ЗАДАНИЕ A: Преобразуйте в JSON-список строк записи ниже: от строки с «analysis-option-row[interactable]: Candlestick Patterns» до строки с «301, 17, 315]» включительно, по одной строке записей на элемент, без пустых строк.

##### ОТРЫВОК #####

И вот 12 февраля 1943 года мы дежурили с девочкой Юлей Репаевой. С стороны селекцентра, так мы его называли, раздался женский вопль. Голосили женщины. Этот вопль до сих пор у меня на слуху. Все, конечно, поняли, что случилось что-то ужасное. Вскоре со стороны этого селекцентра в строну нашего хутора стали приближаться трое вооруженных людей. Подойдя к нам, один из них меня спросил: «Что, не узнаешь, рыжая ?» - «Яка я тэбэ рыжая ?» - буркнула я. Это оказались наши разведчики. Мы, конечно, не поверили им. Но они показали нам газетку, в которой было напечатано, что в ночь на 12 февраля 1943 года город Краснодар был освобожден от немецких захватчиков. Полинка напоила ребят горячим молоком. Разведчики спросили, есть ли немцы в совхозе, мы ответили, что один немец возится с быками в саду. Немец вез вещмешки, а быки не понимали команд «Но !» и «Тпру !». Они ведь знают только команду «Цоп ! Цобэ».

Они нам поведали историю женского вопля на селекционной станции.

Когда наши погнали немцев с Кубани, то предатели и полицаи побежали вслед за немцами. Восемь человек таких мерзавцев переоделись в форму нашего комсостава и явились в качестве освободителей нашей армии. Народ, конечно, обрадовался и, сидевшие в укрытиях мужики и молодые парни, вышли, радостно их приветствуя. Те обманом заманили их к дорожной будке и заставили принять присягу, что будут гнать захватчиков. Была дана команда: «Повернутся лицом к Кубани !» В этот миг они, предатели из-за будки расстреляли из пулемета 24 человека. Разведчики нас предупредили: «Если и есть еще мужики или парни, то пусть пока прячутся». Предатели бежали вслед за уходящими немцами и творили то же зло. Ходили слухи, что их все-таки поймали.

Фронт уходил все дальше на северо-запад. Немецкая авиация делала налеты на город и бомбила. К нам на хутор встали зенитчики. В зенитной артиллерии были 2 – 3 молодые девушки.

##### ЗАПИСИ ДАННЫХ #####

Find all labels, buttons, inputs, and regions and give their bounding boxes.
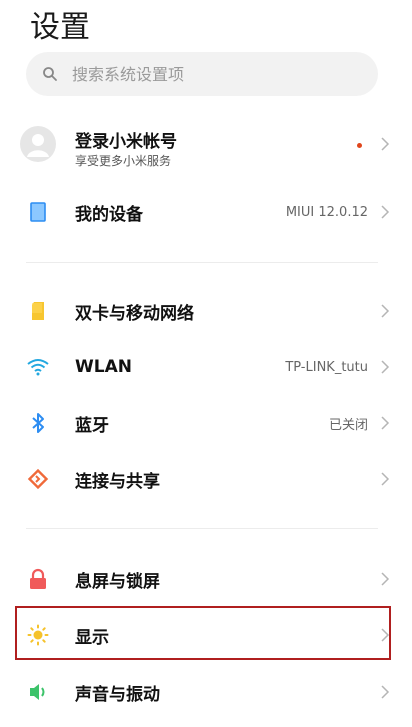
settings-item-dual-sim[interactable]: 双卡与移动网络	[0, 283, 412, 339]
settings-item-bluetooth[interactable]: 蓝牙 已关闭	[0, 395, 412, 451]
chevron-right-icon	[378, 572, 392, 586]
wifi-icon	[26, 355, 50, 379]
chevron-right-icon	[378, 205, 392, 219]
search-input[interactable]	[70, 63, 354, 85]
chevron-right-icon	[378, 472, 392, 486]
account-title: 登录小米帐号	[75, 132, 177, 152]
settings-item-value: TP-LINK_tutu	[285, 359, 368, 375]
avatar	[20, 126, 56, 162]
settings-item-label: 息屏与锁屏	[75, 571, 160, 592]
settings-item-label: 连接与共享	[75, 471, 160, 492]
chevron-right-icon	[378, 685, 392, 699]
page-title: 设置	[30, 10, 90, 45]
account-subtitle: 享受更多小米服务	[75, 154, 172, 168]
section-divider	[26, 262, 378, 263]
highlight-box	[15, 606, 391, 660]
speaker-icon	[26, 680, 50, 704]
settings-item-my-device[interactable]: 我的设备 MIUI 12.0.12	[0, 184, 412, 240]
search-icon	[40, 64, 60, 84]
chevron-right-icon	[378, 304, 392, 318]
account-row[interactable]: 登录小米帐号 享受更多小米服务	[0, 115, 412, 179]
notification-dot	[357, 143, 362, 148]
settings-item-label: WLAN	[75, 357, 132, 377]
settings-item-value: 已关闭	[328, 417, 368, 433]
settings-item-lock-screen[interactable]: 息屏与锁屏	[0, 551, 412, 607]
sim-card-icon	[26, 299, 50, 323]
settings-item-wlan[interactable]: WLAN TP-LINK_tutu	[0, 339, 412, 395]
settings-item-label: 蓝牙	[75, 415, 109, 436]
section-divider	[26, 528, 378, 529]
chevron-right-icon	[378, 137, 392, 151]
settings-item-connect-share[interactable]: 连接与共享	[0, 451, 412, 507]
chevron-right-icon	[378, 416, 392, 430]
bluetooth-icon	[26, 411, 50, 435]
settings-item-label: 双卡与移动网络	[75, 303, 194, 324]
search-bar[interactable]	[26, 52, 378, 96]
settings-item-label: 声音与振动	[75, 684, 160, 705]
device-icon	[26, 200, 50, 224]
settings-item-label: 我的设备	[75, 204, 143, 225]
lock-icon	[26, 567, 50, 591]
settings-item-value: MIUI 12.0.12	[285, 204, 368, 220]
chevron-right-icon	[378, 360, 392, 374]
share-icon	[26, 467, 50, 491]
settings-item-sound[interactable]: 声音与振动	[0, 664, 412, 720]
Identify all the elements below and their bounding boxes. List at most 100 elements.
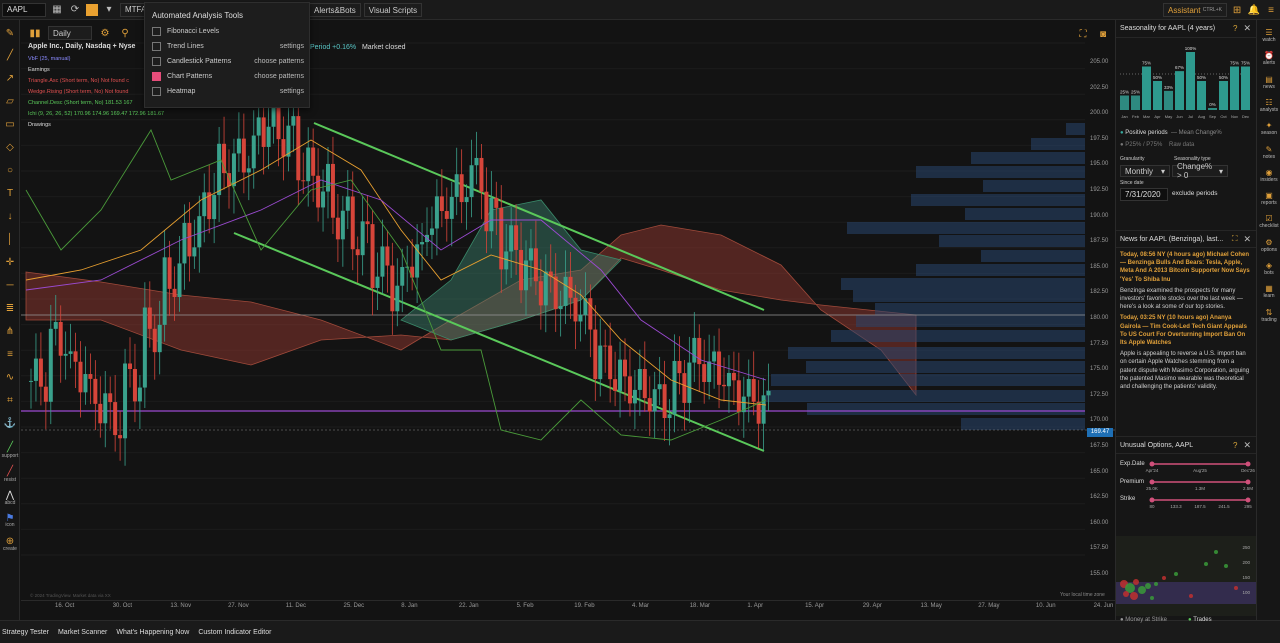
analysis-option-row[interactable]: Candlestick Patterns choose patterns	[152, 57, 304, 66]
calendar-icon[interactable]: ▦	[50, 3, 64, 17]
color-swatch[interactable]	[86, 3, 98, 16]
indicator-label[interactable]: VbF (25, manual)	[28, 56, 71, 62]
close-icon[interactable]: ✕	[1243, 23, 1251, 34]
analysis-icon[interactable]: ⚲	[118, 26, 132, 40]
fib-icon[interactable]: ≣	[3, 301, 17, 315]
indicator-label[interactable]: Earnings	[28, 67, 50, 73]
rectangle-icon[interactable]: ▭	[3, 117, 17, 131]
tab-strategy-tester[interactable]: Strategy Tester	[2, 629, 49, 636]
interval-select[interactable]: Daily	[48, 26, 92, 40]
nav-reports[interactable]: ▣ reports	[1257, 191, 1280, 206]
analysis-option-row[interactable]: Chart Patterns choose patterns	[152, 72, 304, 81]
resist-icon[interactable]: ╱	[3, 464, 17, 478]
price-tick: 170.00	[1090, 417, 1109, 424]
expand-icon[interactable]: ⛶	[1232, 234, 1238, 244]
checkbox[interactable]	[152, 87, 161, 96]
nav-watch[interactable]: ☰ watch	[1257, 28, 1280, 43]
nav-notes[interactable]: ✎ notes	[1257, 145, 1280, 160]
analysis-option-row[interactable]: Trend Lines settings	[152, 42, 304, 51]
analysis-option-row[interactable]: Heatmap settings	[152, 87, 304, 96]
season-bar-label: 75%	[1142, 61, 1151, 66]
option-action-link[interactable]: settings	[280, 88, 304, 95]
trade-point	[1224, 564, 1228, 568]
indicator-label[interactable]: Wedge.Rising (Short term, No) Not found	[28, 89, 128, 95]
assistant-button[interactable]: Assistant CTRL+K	[1163, 3, 1228, 17]
menu-icon[interactable]: ≡	[1264, 3, 1278, 17]
tab-whats-happening[interactable]: What's Happening Now	[116, 629, 189, 636]
candle-body	[29, 380, 33, 382]
gann-icon[interactable]: ≡	[3, 347, 17, 361]
indicator-label[interactable]: Drawings	[28, 122, 51, 128]
nav-checklist[interactable]: ☑ checklist	[1257, 214, 1280, 229]
refresh-icon[interactable]: ⟳	[68, 3, 82, 17]
strike-handle-min	[1149, 497, 1155, 503]
option-action-link[interactable]: settings	[280, 43, 304, 50]
options-filters[interactable]: Apr'24 Aug'25 Dec'26 25.0K 1.3M 2.5M 80 133.3 18…	[1116, 456, 1256, 624]
support-icon[interactable]: ╱	[3, 440, 17, 454]
analysis-option-row[interactable]: Fibonacci Levels	[152, 27, 304, 36]
news-headline-1[interactable]: Today, 08:56 NY (4 hours ago) Michael Co…	[1116, 251, 1256, 284]
checkbox[interactable]	[152, 27, 161, 36]
nav-trading[interactable]: ⇅ trading	[1257, 308, 1280, 323]
help-icon[interactable]: ?	[1233, 24, 1237, 33]
option-action-link[interactable]: choose patterns	[254, 58, 304, 65]
news-headline-2[interactable]: Today, 03:25 NY (10 hours ago) Ananya Ga…	[1116, 314, 1256, 347]
circle-icon[interactable]: ○	[3, 163, 17, 177]
time-axis[interactable]: 16. Oct 30. Oct 13. Nov 27. Nov 11. Dec 25. D…	[21, 600, 1115, 614]
options-help-icon[interactable]: ?	[1233, 441, 1237, 450]
bell-icon[interactable]: 🔔	[1247, 3, 1261, 17]
nav-options[interactable]: ⚙ options	[1257, 238, 1280, 253]
pitchfork-icon[interactable]: ⋔	[3, 324, 17, 338]
granularity-select[interactable]: Monthly ▾	[1120, 165, 1170, 177]
local-time[interactable]: Your local time zone	[1060, 592, 1105, 598]
chevron-down-icon[interactable]: ▾	[102, 3, 116, 17]
nav-bots[interactable]: ◈ bots	[1257, 261, 1280, 276]
checkbox[interactable]	[152, 57, 161, 66]
checkbox[interactable]	[152, 72, 161, 81]
symbol-input[interactable]: AAPL	[2, 2, 46, 17]
price-axis[interactable]: 205.00 202.50 200.00 197.50 195.00 192.50 190.…	[1085, 20, 1115, 600]
grid-icon[interactable]: ⊞	[1230, 3, 1244, 17]
tab-custom-indicator[interactable]: Custom Indicator Editor	[198, 629, 271, 636]
nav-learn[interactable]: ▦ learn	[1257, 284, 1280, 299]
nav-season[interactable]: ✦ season	[1257, 121, 1280, 136]
exclude-periods-link[interactable]: exclude periods	[1172, 190, 1218, 197]
shapes-icon[interactable]: ◇	[3, 140, 17, 154]
tab-market-scanner[interactable]: Market Scanner	[58, 629, 107, 636]
candle-body	[662, 384, 667, 419]
line-icon[interactable]: ╱	[3, 48, 17, 62]
fullscreen-icon[interactable]: ⛶	[1076, 27, 1090, 41]
price-chart[interactable]	[21, 20, 1115, 620]
camera-icon[interactable]: ◙	[1096, 27, 1110, 41]
nav-alerts[interactable]: ⏰ alerts	[1257, 51, 1280, 66]
checkbox[interactable]	[152, 42, 161, 51]
alerts-bots-button[interactable]: Alerts&Bots	[309, 3, 361, 17]
indicator-label[interactable]: Ichi (9, 26, 26, 52) 170.96 174.96 169.4…	[28, 111, 164, 117]
candles-icon[interactable]: ▮▮	[28, 26, 42, 40]
ray-icon[interactable]: ↗	[3, 71, 17, 85]
vertical-line-icon[interactable]: │	[3, 232, 17, 246]
since-date-input[interactable]: 7/31/2020	[1120, 188, 1168, 201]
option-action-link[interactable]: choose patterns	[254, 73, 304, 80]
crosshair-icon[interactable]: ✛	[3, 255, 17, 269]
indicator-label[interactable]: Channel.Desc (Short term, No) 181.53 167	[28, 100, 133, 106]
horizontal-line-icon[interactable]: ─	[3, 278, 17, 292]
type-select[interactable]: Change% > 0 ▾	[1172, 162, 1228, 180]
text-icon[interactable]: T	[3, 186, 17, 200]
nav-analysts[interactable]: ☷ analysts	[1257, 98, 1280, 113]
trade-point	[1189, 594, 1193, 598]
nav-news[interactable]: ▤ news	[1257, 75, 1280, 90]
pencil-icon[interactable]: ✎	[3, 26, 17, 40]
measure-icon[interactable]: ⌗	[3, 393, 17, 407]
channel-icon[interactable]: ▱	[3, 94, 17, 108]
nav-insiders[interactable]: ◉ insiders	[1257, 168, 1280, 183]
arrow-down-icon[interactable]: ↓	[3, 209, 17, 223]
news-close-icon[interactable]: ✕	[1243, 234, 1251, 245]
settings-icon[interactable]: ⚙	[98, 26, 112, 40]
anchor-icon[interactable]: ⚓	[3, 416, 17, 430]
indicator-label[interactable]: Triangle.Asc (Short term, No) Not found …	[28, 78, 129, 84]
options-close-icon[interactable]: ✕	[1243, 440, 1251, 451]
visual-scripts-button[interactable]: Visual Scripts	[363, 3, 423, 17]
candle-body	[484, 191, 489, 232]
wave-icon[interactable]: ∿	[3, 370, 17, 384]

#####

ЗАДАНИЕ B: Продолжите приведенный выше отрывок о военных днях на кубанском хуторе, начав сразу после его последнего предложения.

ОТВЕТ A:
[
  "analysis-option-row[interactable]: Candlestick Patterns choose patterns\t[152, 57, 304, 66]",
  "calendar-icon[interactable]: ▦\t[50, 3, 64, 17]",
  "color-swatch[interactable]\t[86, 3, 98, 16]",
  "indicator-label[interactable]: VbF (25, manual)\t[28, 56, 71, 62]",
  "close-icon[interactable]: ✕\t[1243, 23, 1251, 34]",
  "analysis-icon[interactable]: ⚲\t[118, 26, 132, 40]",
  "fib-icon[interactable]: ≣\t[3, 301, 17, 315]"
]

ОТВЕТ B:
Меня взяла к себе Полинка. У нее был сынишка лет двух и корова. Она меня очень жалела. Говорила мне: «Ешь все: молоко, сметану, творог». Придет с работы – все цело. Я очень переживала за то, что со мной случилось. Я понимала всю обстановку. Зенитчики меня тоже подкармливали «вторым фронтом», так они называли американскую тушенку и сгущенку.

Полинка нашла в нашем чемодане какие-то адреса и я написала по ним всем, не зная кому пишу. Одно письмо какие-то знакомые по фамилии Смагины принесли моему деду, отцу матери. Человек он был неграмотный, непьющий, большой труженик. С этим письмом он пошел к сватам пешком 12 км, т.к. автобусов тогда и в помине не было. «Надо робёнка спасать», - сказал он. Радости моей не было предела, когда я получила с фронта письмо и фото своего папы, который воевал в танковых войсках.

Девушки – зенитчицы хотели взять меня в зенитную артиллерию в качестве дочери полка. Но офицер зенитчиков посадил меня перед собой и направил меня на путь истинный. «У тебя папа танкист – герой. Мы можем взять тебя в зенитную часть, но мы на войне. В далеком тылу у тебя есть дедушка и бабушка. Тебе надо учиться. Запомни, девочка, мои слова ! Как бы тебе трудно не было, не сдавайся, добивайся своего, чего бы тебе это не стоило. Говори всегда в трудную минуту: «Или я этого добьюсь, или мне хана !» Конечно, этого человека уже нет в живых. Но всю свою жизнь я руководствовалась его словами. Еще он меня предупредил, чтобы я всем говорила, что мать немцы угнали. «Ни в коем случае не говори, что она ушла сама !» - наставлял он. Да я и сама понимала, что мать – предательница, и за это по головке не погладят. А вообще-то, в чем ребенок виноват за свою мать ?

Итак, решено было отправить меня на Урал к дедушке и бабушке. Еще полным ходом шла война на территории нашей страны. А с бывшей оккупированной местности не так-то просто было выехать. Нужно было, чтобы пришел вызов, а с ним милиция давала пропуск. Тогда можно было купить билет. Но дороги разрушены, поездов мало, расписание толком не существовало.

Пришел вызов, но милиция не давала пропуск, так как я была несовершеннолетней. Но Полинка убедила милицию, что меня надо отправить к родным на Урал. Билет был куплен до станции Бисер Молотовской (Пермской) области. Было начало января 1944 года.

Полинка продала кое-что из наших вещей. На эти деньги на рынке были куплены серые валенки 26 размера (меньшего размера там не было, так как на Кубани зимой валенок не носят), белые с начесом кальсоны вместо чулок и джинсов. Пальто у меня было сшито из байкового одеяла, крашеного в зеленый цвет. Воротник пальто был сделан из суслика, на голове – красный фетровый капор и вместо шали скатерть со стола с кистями. На ногах – рваные татарские калоши и шерстяные носки.

Полинка напекла мне в дорогу пирожков с фасолью и купила буханку хлеба. Поезд уходил из Краснодара в 8 вечера. Уже стемнело, когда мы отправились с Полинкой в путь. Вскоре нас догнала военная машина. Мы проголосовали и меня посадили в машину, которая шла как раз до вокзала. Полинка на вокзал не поехала и мы расстались.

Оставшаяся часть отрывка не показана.